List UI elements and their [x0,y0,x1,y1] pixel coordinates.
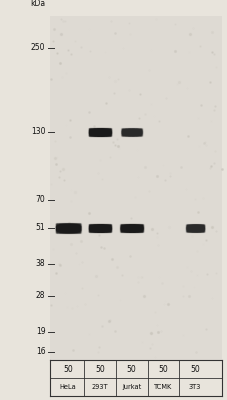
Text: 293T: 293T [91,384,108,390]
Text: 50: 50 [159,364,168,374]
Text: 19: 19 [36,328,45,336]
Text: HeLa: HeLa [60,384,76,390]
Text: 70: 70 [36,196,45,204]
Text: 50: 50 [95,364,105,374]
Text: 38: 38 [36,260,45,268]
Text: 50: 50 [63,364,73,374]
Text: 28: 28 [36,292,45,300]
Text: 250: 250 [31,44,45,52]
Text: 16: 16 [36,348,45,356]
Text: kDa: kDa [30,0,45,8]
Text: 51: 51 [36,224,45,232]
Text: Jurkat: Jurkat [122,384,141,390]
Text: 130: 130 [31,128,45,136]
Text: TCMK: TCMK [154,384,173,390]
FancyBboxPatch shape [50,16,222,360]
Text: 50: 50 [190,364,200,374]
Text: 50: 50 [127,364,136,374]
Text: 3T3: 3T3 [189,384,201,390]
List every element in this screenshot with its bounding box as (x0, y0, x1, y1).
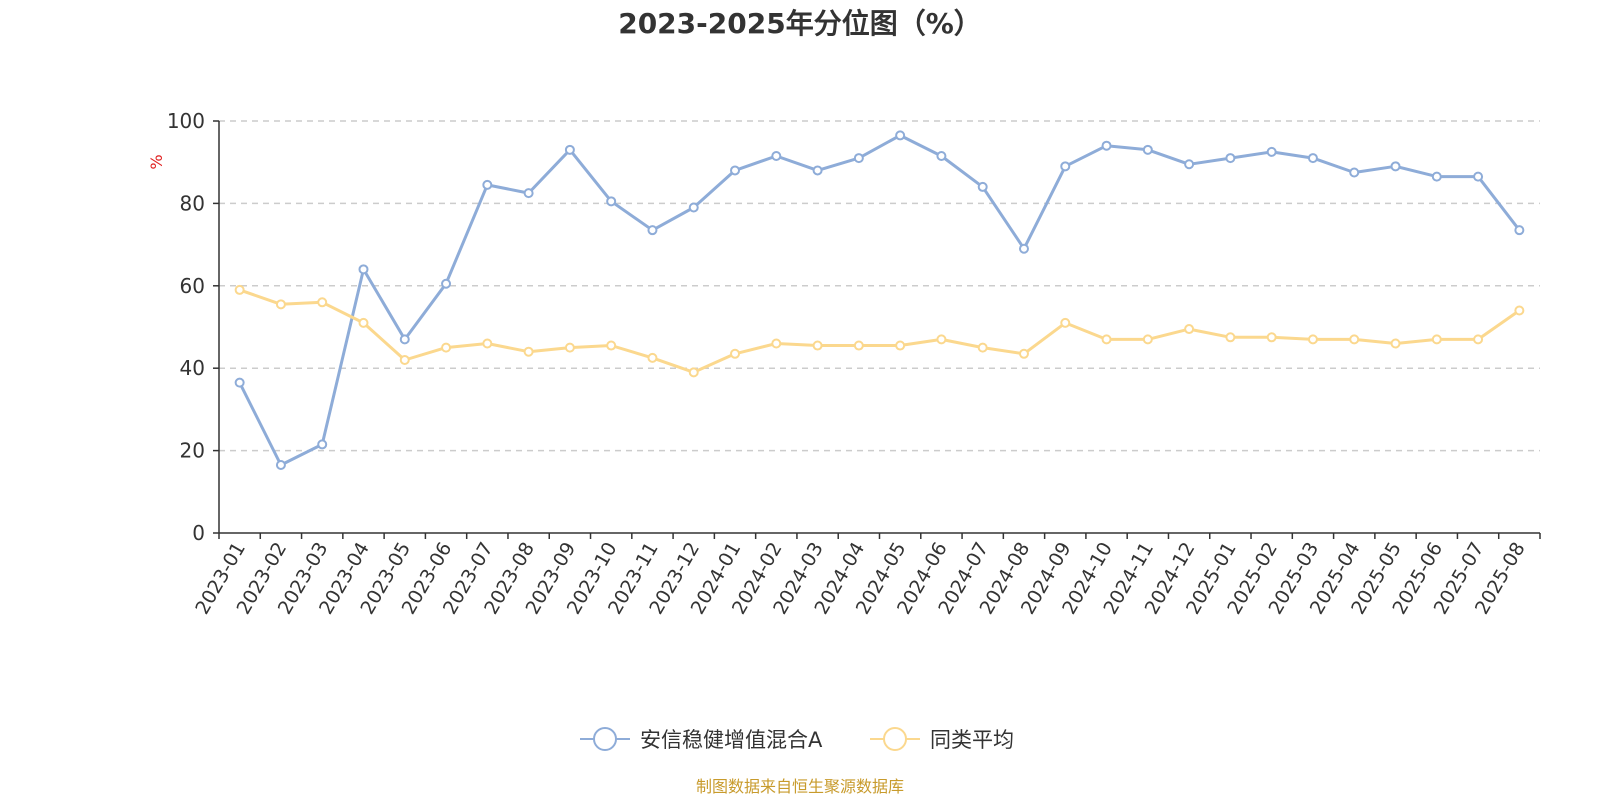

---

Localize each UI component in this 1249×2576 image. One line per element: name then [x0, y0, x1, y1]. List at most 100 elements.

**GIVEN PROBLEM**
Reproduce everything from the line containing "List UI elements" down to the line containing "List every element", with both of those lines included. Leave the pictures out.

**EXERCISE ANSWER**
List UI elements and their [x0,y0,x1,y1] pixel coordinates.
Text: 293T: 293T [91,384,108,390]
Text: 50: 50 [159,364,168,374]
Text: 19: 19 [36,328,45,336]
Text: HeLa: HeLa [60,384,76,390]
Text: 70: 70 [36,196,45,204]
Text: 50: 50 [95,364,105,374]
Text: 38: 38 [36,260,45,268]
Text: 50: 50 [63,364,73,374]
Text: 28: 28 [36,292,45,300]
Text: 250: 250 [31,44,45,52]
Text: 16: 16 [36,348,45,356]
Text: kDa: kDa [30,0,45,8]
Text: 51: 51 [36,224,45,232]
Text: Jurkat: Jurkat [122,384,141,390]
Text: 130: 130 [31,128,45,136]
Text: TCMK: TCMK [154,384,173,390]
FancyBboxPatch shape [50,16,222,360]
Text: 50: 50 [190,364,200,374]
Text: 50: 50 [127,364,136,374]
Text: 3T3: 3T3 [189,384,201,390]
List every element in this screenshot with its bounding box as (x0, y0, x1, y1).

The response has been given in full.